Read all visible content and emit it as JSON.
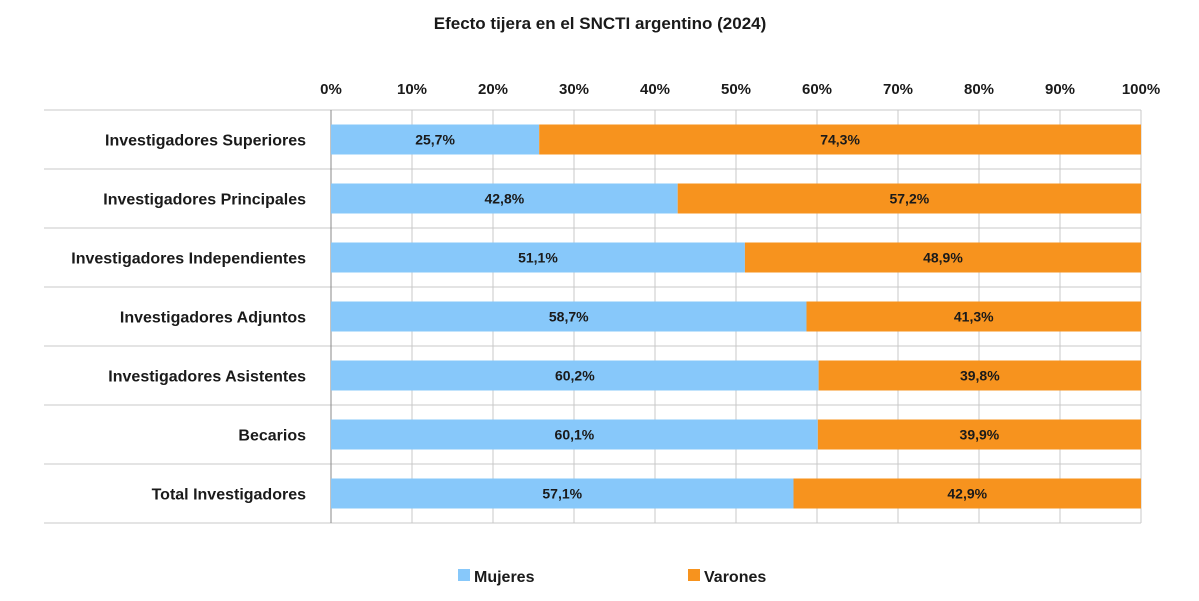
{
  "chart_data": {
    "type": "bar",
    "orientation": "horizontal",
    "stacked": "percent",
    "title": "Efecto tijera en el SNCTI argentino (2024)",
    "xlabel": "",
    "ylabel": "",
    "xlim": [
      0,
      100
    ],
    "x_ticks": [
      "0%",
      "10%",
      "20%",
      "30%",
      "40%",
      "50%",
      "60%",
      "70%",
      "80%",
      "90%",
      "100%"
    ],
    "categories": [
      "Investigadores Superiores",
      "Investigadores Principales",
      "Investigadores Independientes",
      "Investigadores Adjuntos",
      "Investigadores Asistentes",
      "Becarios",
      "Total Investigadores"
    ],
    "series": [
      {
        "name": "Mujeres",
        "color": "#87c8fa",
        "values": [
          25.7,
          42.8,
          51.1,
          58.7,
          60.2,
          60.1,
          57.1
        ],
        "labels": [
          "25,7%",
          "42,8%",
          "51,1%",
          "58,7%",
          "60,2%",
          "60,1%",
          "57,1%"
        ]
      },
      {
        "name": "Varones",
        "color": "#f7931e",
        "values": [
          74.3,
          57.2,
          48.9,
          41.3,
          39.8,
          39.9,
          42.9
        ],
        "labels": [
          "74,3%",
          "57,2%",
          "48,9%",
          "41,3%",
          "39,8%",
          "39,9%",
          "42,9%"
        ]
      }
    ],
    "legend": "bottom",
    "grid": true
  }
}
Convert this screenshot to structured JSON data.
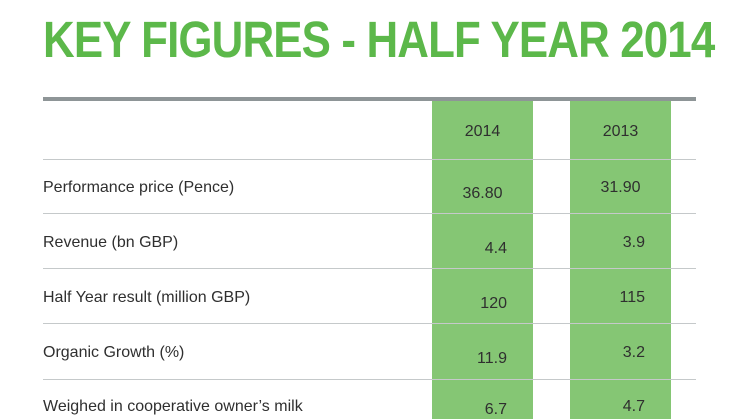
{
  "title": "KEY FIGURES - HALF YEAR 2014",
  "columns": [
    "2014",
    "2013"
  ],
  "rows": [
    {
      "label": "Performance price (Pence)",
      "v2014": "36.80",
      "v2013": "31.90"
    },
    {
      "label": "Revenue (bn GBP)",
      "v2014": "4.4",
      "v2013": "3.9"
    },
    {
      "label": "Half Year result (million GBP)",
      "v2014": "120",
      "v2013": "115"
    },
    {
      "label": "Organic Growth (%)",
      "v2014": "11.9",
      "v2013": "3.2"
    },
    {
      "label": "Weighed in cooperative owner’s milk",
      "v2014": "6.7",
      "v2013": "4.7"
    }
  ],
  "colors": {
    "title": "#5cb84a",
    "column_highlight": "#85c674",
    "top_rule": "#8e9597",
    "row_rule": "#c5c9ca",
    "text": "#2f2f2f"
  }
}
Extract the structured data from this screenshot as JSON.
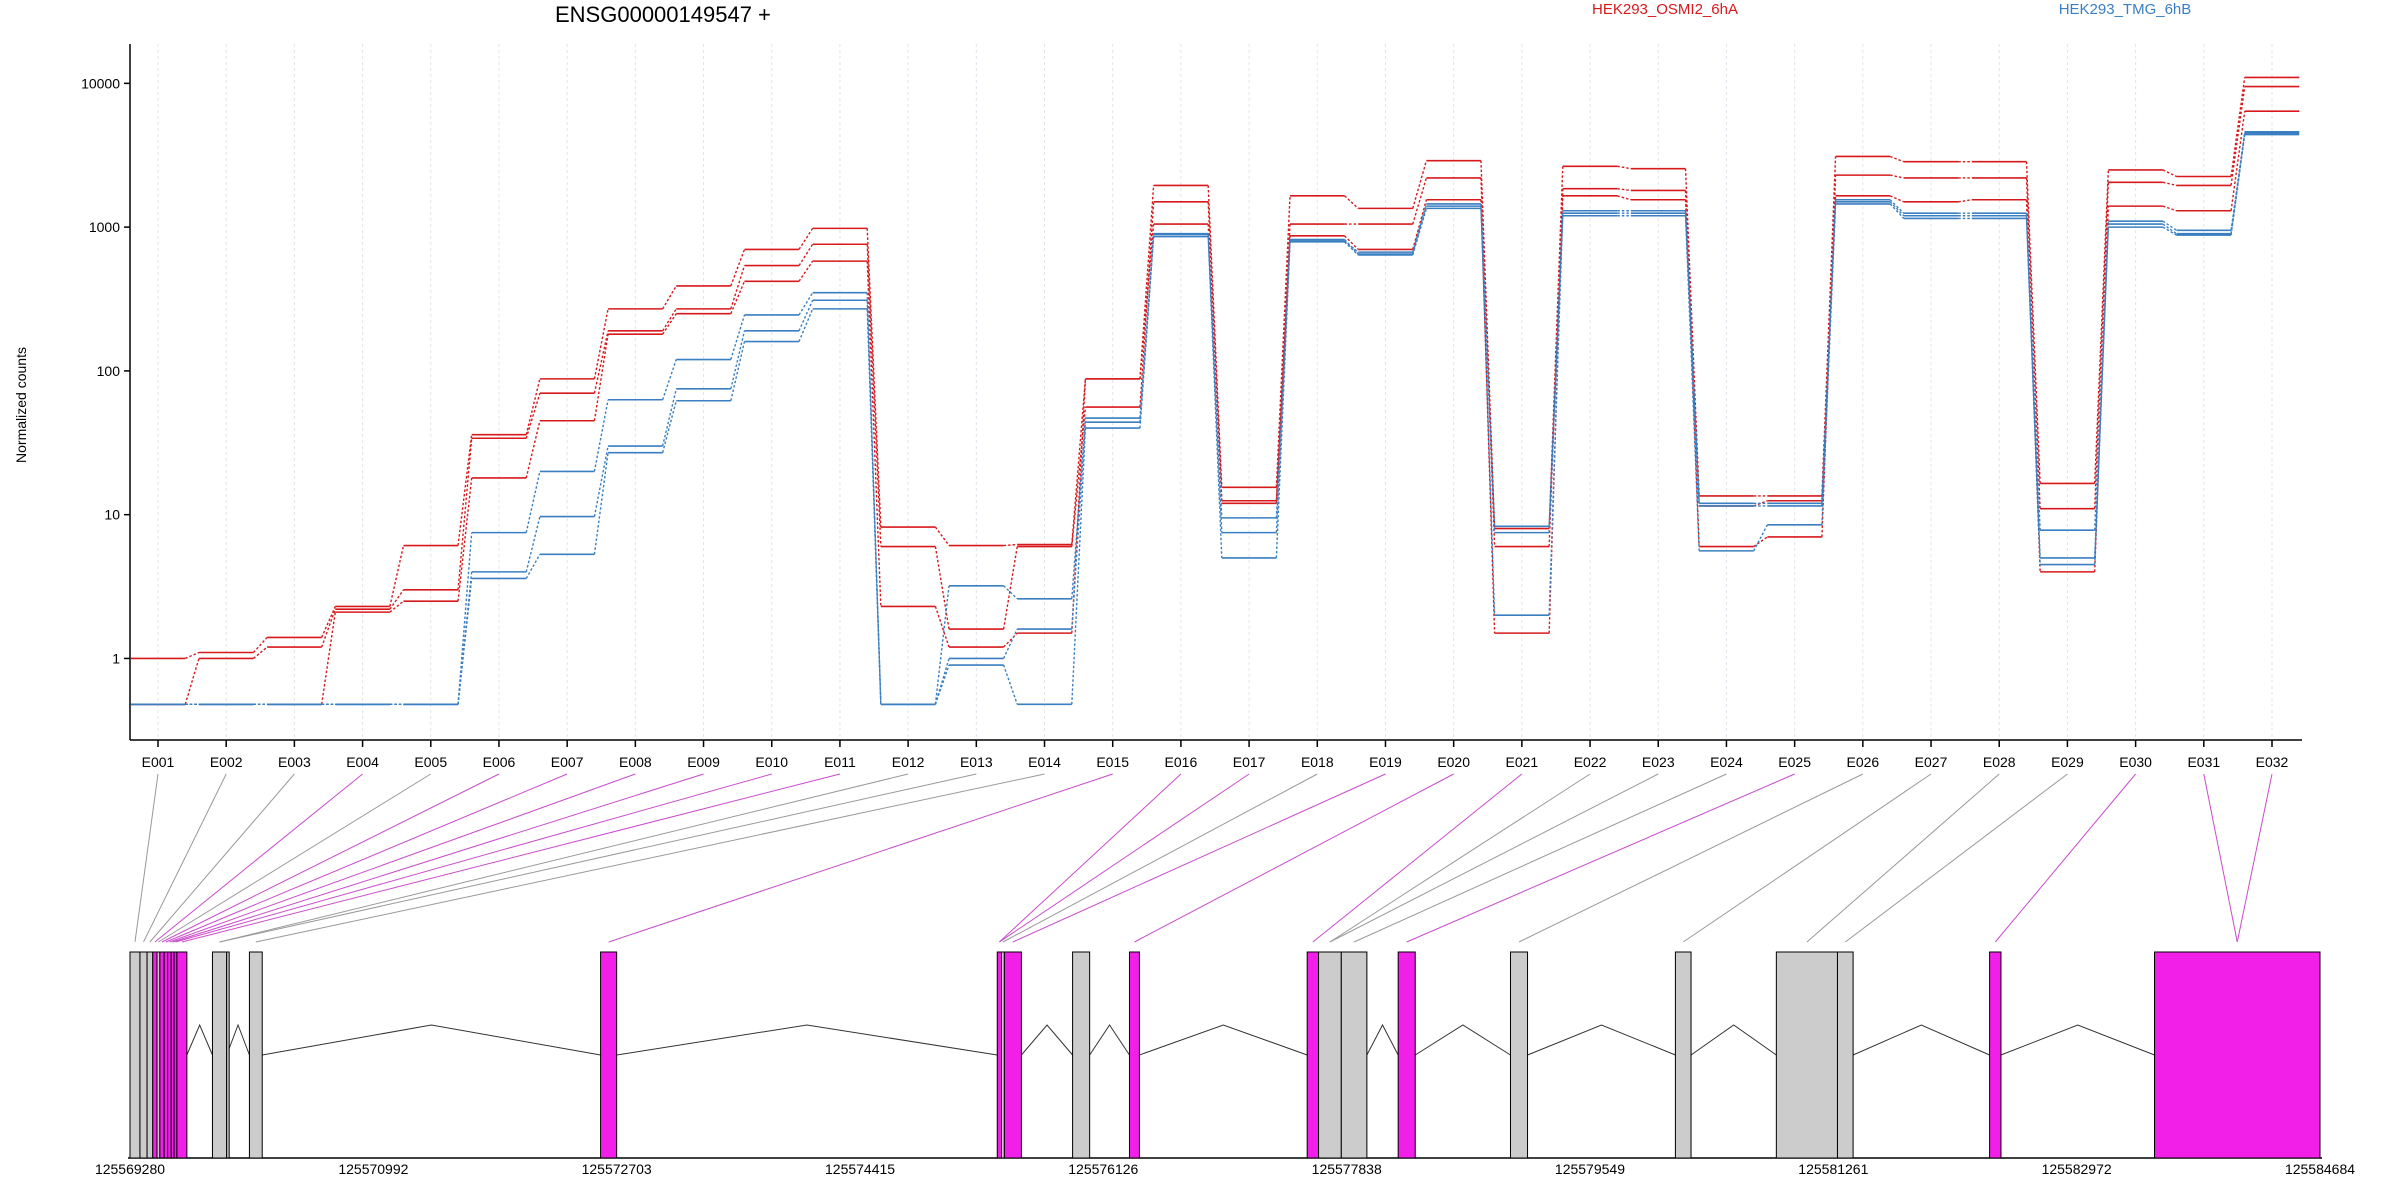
{
  "chart_data": {
    "type": "line",
    "title": "ENSG00000149547 +",
    "ylabel": "Normalized counts",
    "xlabel": "",
    "y_scale": "log",
    "ylim": [
      0.35,
      16000
    ],
    "y_ticks": [
      1,
      10,
      100,
      1000,
      10000
    ],
    "y_tick_labels": [
      "1",
      "10",
      "100",
      "1000",
      "10000"
    ],
    "grid": "vertical dotted at each exon",
    "legend_placement": "top",
    "categories": [
      "E001",
      "E002",
      "E003",
      "E004",
      "E005",
      "E006",
      "E007",
      "E008",
      "E009",
      "E010",
      "E011",
      "E012",
      "E013",
      "E014",
      "E015",
      "E016",
      "E017",
      "E018",
      "E019",
      "E020",
      "E021",
      "E022",
      "E023",
      "E024",
      "E025",
      "E026",
      "E027",
      "E028",
      "E029",
      "E030",
      "E031",
      "E032"
    ],
    "series": [
      {
        "name": "HEK293_OSMI2_6hA",
        "group": "HEK293_OSMI2_6hA",
        "color": "#d7191c",
        "values": [
          1.0,
          1.1,
          1.4,
          2.3,
          6.1,
          36,
          88,
          270,
          390,
          700,
          980,
          8.2,
          6.1,
          6.2,
          88,
          1950,
          15.5,
          1650,
          1350,
          2900,
          8.0,
          2650,
          2550,
          13.5,
          13.5,
          3100,
          2850,
          2850,
          16.5,
          2500,
          2250,
          11000
        ]
      },
      {
        "name": "HEK293_OSMI2_6hA",
        "group": "HEK293_OSMI2_6hA",
        "color": "#d7191c",
        "values": [
          0.48,
          1.0,
          1.2,
          2.2,
          3.0,
          34,
          70,
          190,
          270,
          540,
          760,
          6.0,
          1.6,
          6.0,
          56,
          1500,
          12.5,
          1050,
          1050,
          2200,
          6.0,
          1850,
          1800,
          6.0,
          7.0,
          2300,
          2200,
          2200,
          11.0,
          2050,
          1950,
          9500
        ]
      },
      {
        "name": "HEK293_OSMI2_6hA",
        "group": "HEK293_OSMI2_6hA",
        "color": "#d7191c",
        "values": [
          0.48,
          0.48,
          0.48,
          2.1,
          2.5,
          18,
          45,
          180,
          250,
          420,
          580,
          2.3,
          1.2,
          1.5,
          88,
          1050,
          12.0,
          870,
          700,
          1550,
          1.5,
          1650,
          1550,
          11.5,
          12.5,
          1650,
          1500,
          1550,
          4.0,
          1400,
          1300,
          6400
        ]
      },
      {
        "name": "HEK293_TMG_6hB",
        "group": "HEK293_TMG_6hB",
        "color": "#3a7fc1",
        "values": [
          0.48,
          0.48,
          0.48,
          0.48,
          0.48,
          7.5,
          20,
          63,
          120,
          245,
          350,
          0.48,
          3.2,
          2.6,
          47,
          900,
          9.5,
          800,
          670,
          1450,
          8.3,
          1300,
          1300,
          12.0,
          12.0,
          1550,
          1250,
          1250,
          7.8,
          1100,
          950,
          4600
        ]
      },
      {
        "name": "HEK293_TMG_6hB",
        "group": "HEK293_TMG_6hB",
        "color": "#3a7fc1",
        "values": [
          0.48,
          0.48,
          0.48,
          0.48,
          0.48,
          4.0,
          9.7,
          30,
          75,
          190,
          310,
          0.48,
          1.0,
          1.6,
          44,
          890,
          7.5,
          820,
          650,
          1400,
          2.0,
          1250,
          1250,
          11.5,
          11.5,
          1500,
          1200,
          1200,
          5.0,
          1050,
          900,
          4500
        ]
      },
      {
        "name": "HEK293_TMG_6hB",
        "group": "HEK293_TMG_6hB",
        "color": "#3a7fc1",
        "values": [
          0.48,
          0.48,
          0.48,
          0.48,
          0.48,
          3.6,
          5.3,
          27,
          62,
          160,
          270,
          0.48,
          0.9,
          0.48,
          40,
          860,
          5.0,
          790,
          640,
          1350,
          7.5,
          1200,
          1200,
          5.6,
          8.5,
          1450,
          1150,
          1150,
          4.5,
          1000,
          880,
          4400
        ]
      }
    ],
    "gene_model": {
      "coordinate_ticks": [
        "125569280",
        "125570992",
        "125572703",
        "125574415",
        "125576126",
        "125577838",
        "125579549",
        "125581261",
        "125582972",
        "125584684"
      ],
      "xlim": [
        125569280,
        125584684
      ],
      "exons": [
        {
          "id": "E001",
          "start": 125569280,
          "end": 125569350,
          "highlight": false
        },
        {
          "id": "E002",
          "start": 125569350,
          "end": 125569400,
          "highlight": false
        },
        {
          "id": "E003",
          "start": 125569400,
          "end": 125569440,
          "highlight": false
        },
        {
          "id": "E004",
          "start": 125569440,
          "end": 125569470,
          "highlight": true
        },
        {
          "id": "E005",
          "start": 125569470,
          "end": 125569490,
          "highlight": false
        },
        {
          "id": "E006",
          "start": 125569490,
          "end": 125569520,
          "highlight": true
        },
        {
          "id": "E007",
          "start": 125569520,
          "end": 125569545,
          "highlight": true
        },
        {
          "id": "E008",
          "start": 125569545,
          "end": 125569570,
          "highlight": true
        },
        {
          "id": "E009",
          "start": 125569570,
          "end": 125569590,
          "highlight": true
        },
        {
          "id": "E010",
          "start": 125569590,
          "end": 125569610,
          "highlight": true
        },
        {
          "id": "E011",
          "start": 125569610,
          "end": 125569680,
          "highlight": true
        },
        {
          "id": "E012",
          "start": 125569860,
          "end": 125569960,
          "highlight": false
        },
        {
          "id": "E013",
          "start": 125569960,
          "end": 125569960,
          "highlight": false
        },
        {
          "id": "E014",
          "start": 125570120,
          "end": 125570210,
          "highlight": false
        },
        {
          "id": "E015",
          "start": 125572590,
          "end": 125572703,
          "highlight": true
        },
        {
          "id": "E016",
          "start": 125575380,
          "end": 125575410,
          "highlight": true
        },
        {
          "id": "E017",
          "start": 125575410,
          "end": 125575430,
          "highlight": false
        },
        {
          "id": "E018",
          "start": 125575430,
          "end": 125575550,
          "highlight": true
        },
        {
          "id": "E019",
          "start": 125575910,
          "end": 125576030,
          "highlight": false
        },
        {
          "id": "E020",
          "start": 125576310,
          "end": 125576380,
          "highlight": true
        },
        {
          "id": "E021",
          "start": 125577560,
          "end": 125577640,
          "highlight": true
        },
        {
          "id": "E022",
          "start": 125577640,
          "end": 125577800,
          "highlight": false
        },
        {
          "id": "E023",
          "start": 125577800,
          "end": 125577980,
          "highlight": false
        },
        {
          "id": "E024",
          "start": 125578200,
          "end": 125578320,
          "highlight": true
        },
        {
          "id": "E025",
          "start": 125578990,
          "end": 125579110,
          "highlight": false
        },
        {
          "id": "E026",
          "start": 125580150,
          "end": 125580260,
          "highlight": false
        },
        {
          "id": "E027",
          "start": 125580860,
          "end": 125581290,
          "highlight": false
        },
        {
          "id": "E028",
          "start": 125581290,
          "end": 125581400,
          "highlight": false
        },
        {
          "id": "E029",
          "start": 125582360,
          "end": 125582440,
          "highlight": true
        },
        {
          "id": "E030",
          "start": 125583520,
          "end": 125584684,
          "highlight": true
        }
      ],
      "connector_exon_ids": [
        "E001",
        "E002",
        "E003",
        "E004",
        "E005",
        "E006",
        "E007",
        "E008",
        "E009",
        "E010",
        "E011",
        "E012",
        "E012",
        "E014",
        "E015",
        "E016",
        "E016",
        "E017",
        "E018",
        "E020",
        "E021",
        "E022",
        "E022",
        "E023",
        "E024",
        "E025",
        "E026",
        "E027",
        "E028",
        "E029",
        "E030",
        "E030"
      ],
      "introns": [
        [
          125569680,
          125569860
        ],
        [
          125569960,
          125570120
        ],
        [
          125570210,
          125572590
        ],
        [
          125572703,
          125575380
        ],
        [
          125575550,
          125575910
        ],
        [
          125576030,
          125576310
        ],
        [
          125576380,
          125577560
        ],
        [
          125577980,
          125578200
        ],
        [
          125578320,
          125578990
        ],
        [
          125579110,
          125580150
        ],
        [
          125580260,
          125580860
        ],
        [
          125581400,
          125582360
        ],
        [
          125582440,
          125583520
        ]
      ]
    }
  },
  "colors": {
    "group_a": "#d7191c",
    "group_b": "#3a7fc1",
    "highlight_exon": "#f21fe8",
    "plain_exon": "#cccccc",
    "highlight_connector": "#c94ccc",
    "plain_connector": "#999999"
  }
}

━━━━━━━━

_GIVEN INSTRUCTION_:
Copy all lines in the listing above where the string "JSON" appears.

_REPLY_:
Read all visible content and emit it as JSON.
Convert this screenshot to structured JSON data.
Extract the structured data from this screenshot as JSON.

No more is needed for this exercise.